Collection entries
▬▬▬
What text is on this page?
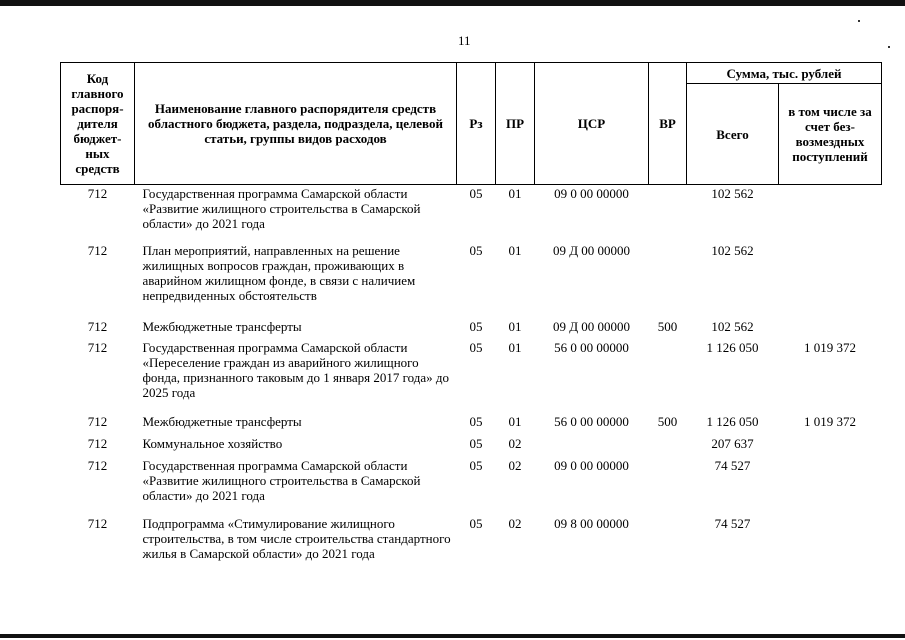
11
Код главного распоря-дителя бюджет-ных средств	Наименование главного распорядителя средств областного бюджета, раздела, подраздела, целевой статьи, группы видов расходов	Рз	ПР	ЦСР	ВР	Сумма, тыс. рублей	
						Всего	в том числе за счет без-возмездных поступлений
712	Государственная программа Самарской области «Развитие жилищного строительства в Самарской области» до 2021 года	05	01	09 0 00 00000		102 562	
712	План мероприятий, направленных на решение жилищных вопросов граждан, проживающих в аварийном жилищном фонде, в связи с наличием непредвиденных обстоятельств	05	01	09 Д 00 00000		102 562	
712	Межбюджетные трансферты	05	01	09 Д 00 00000	500	102 562	
712	Государственная программа Самарской области «Переселение граждан из аварийного жилищного фонда, признанного таковым до 1 января 2017 года» до 2025 года	05	01	56 0 00 00000		1 126 050	1 019 372
712	Межбюджетные трансферты	05	01	56 0 00 00000	500	1 126 050	1 019 372
712	Коммунальное хозяйство	05	02			207 637	
712	Государственная программа Самарской области «Развитие жилищного строительства в Самарской области» до 2021 года	05	02	09 0 00 00000		74 527	
712	Подпрограмма «Стимулирование жилищного строительства, в том числе строительства стандартного жилья в Самарской области» до 2021 года	05	02	09 8 00 00000		74 527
▬▬▬
• **Exercise requirements**:
Pick out the lines that have the word "Самарской". Copy them all.

• **Exercise response**:
712	Государственная программа Самарской области «Развитие жилищного строительства в Самарской области» до 2021 года	05	01	09 0 00 00000		102 562	
712	Государственная программа Самарской области «Переселение граждан из аварийного жилищного фонда, признанного таковым до 1 января 2017 года» до 2025 года	05	01	56 0 00 00000		1 126 050	1 019 372
712	Государственная программа Самарской области «Развитие жилищного строительства в Самарской области» до 2021 года	05	02	09 0 00 00000		74 527	
712	Подпрограмма «Стимулирование жилищного строительства, в том числе строительства стандартного жилья в Самарской области» до 2021 года	05	02	09 8 00 00000		74 527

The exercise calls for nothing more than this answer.